> _What needs to be done_:
Pull every "this" line out of the data below.

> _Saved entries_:
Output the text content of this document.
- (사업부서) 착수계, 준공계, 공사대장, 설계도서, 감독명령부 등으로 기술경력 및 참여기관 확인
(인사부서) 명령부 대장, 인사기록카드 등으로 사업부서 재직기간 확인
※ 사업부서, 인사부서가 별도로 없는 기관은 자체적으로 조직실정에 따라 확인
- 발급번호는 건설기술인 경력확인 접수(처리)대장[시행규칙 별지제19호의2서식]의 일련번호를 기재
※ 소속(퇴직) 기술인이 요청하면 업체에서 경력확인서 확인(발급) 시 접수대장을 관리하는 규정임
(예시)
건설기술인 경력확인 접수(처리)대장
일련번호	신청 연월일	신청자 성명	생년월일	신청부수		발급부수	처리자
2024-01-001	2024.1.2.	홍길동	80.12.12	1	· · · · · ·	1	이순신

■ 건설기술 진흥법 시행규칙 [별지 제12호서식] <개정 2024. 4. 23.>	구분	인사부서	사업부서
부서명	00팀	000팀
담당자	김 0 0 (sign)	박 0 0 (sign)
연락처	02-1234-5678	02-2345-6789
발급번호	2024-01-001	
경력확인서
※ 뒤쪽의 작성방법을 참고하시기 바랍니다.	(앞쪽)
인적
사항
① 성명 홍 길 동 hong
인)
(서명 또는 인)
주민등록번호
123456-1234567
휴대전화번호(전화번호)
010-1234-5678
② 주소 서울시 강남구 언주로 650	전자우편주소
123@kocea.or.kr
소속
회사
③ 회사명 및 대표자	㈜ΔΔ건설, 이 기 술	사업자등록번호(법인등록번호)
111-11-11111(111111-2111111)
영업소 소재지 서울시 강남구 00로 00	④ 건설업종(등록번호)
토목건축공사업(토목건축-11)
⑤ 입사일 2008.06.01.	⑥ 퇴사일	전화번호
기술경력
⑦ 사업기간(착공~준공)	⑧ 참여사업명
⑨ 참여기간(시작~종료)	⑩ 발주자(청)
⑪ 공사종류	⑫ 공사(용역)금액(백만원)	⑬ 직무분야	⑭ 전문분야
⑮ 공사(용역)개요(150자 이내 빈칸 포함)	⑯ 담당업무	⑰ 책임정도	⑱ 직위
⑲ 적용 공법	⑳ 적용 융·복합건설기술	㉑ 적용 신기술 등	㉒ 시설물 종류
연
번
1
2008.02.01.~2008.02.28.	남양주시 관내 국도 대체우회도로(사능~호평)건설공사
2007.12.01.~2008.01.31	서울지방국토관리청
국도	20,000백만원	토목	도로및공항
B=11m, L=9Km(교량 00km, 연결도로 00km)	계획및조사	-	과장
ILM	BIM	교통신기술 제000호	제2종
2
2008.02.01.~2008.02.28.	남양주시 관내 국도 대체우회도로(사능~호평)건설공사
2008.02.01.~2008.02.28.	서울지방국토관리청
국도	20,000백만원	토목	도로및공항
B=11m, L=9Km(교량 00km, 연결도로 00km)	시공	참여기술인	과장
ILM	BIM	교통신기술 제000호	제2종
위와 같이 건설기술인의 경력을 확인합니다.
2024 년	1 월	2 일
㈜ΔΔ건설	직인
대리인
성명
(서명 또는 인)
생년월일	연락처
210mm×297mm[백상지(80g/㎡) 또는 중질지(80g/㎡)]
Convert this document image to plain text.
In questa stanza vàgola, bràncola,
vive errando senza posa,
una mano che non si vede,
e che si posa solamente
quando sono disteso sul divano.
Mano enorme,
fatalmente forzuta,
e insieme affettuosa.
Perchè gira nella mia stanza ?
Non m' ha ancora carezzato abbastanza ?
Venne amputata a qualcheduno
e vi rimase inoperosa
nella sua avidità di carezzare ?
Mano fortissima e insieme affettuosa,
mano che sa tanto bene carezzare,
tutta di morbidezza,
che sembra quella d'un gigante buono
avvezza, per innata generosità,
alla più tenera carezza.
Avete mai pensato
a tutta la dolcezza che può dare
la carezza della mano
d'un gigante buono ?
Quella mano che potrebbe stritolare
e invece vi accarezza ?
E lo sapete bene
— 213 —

> _Expected answer_:
Output the text content of this document.
Convert this document image to plain text.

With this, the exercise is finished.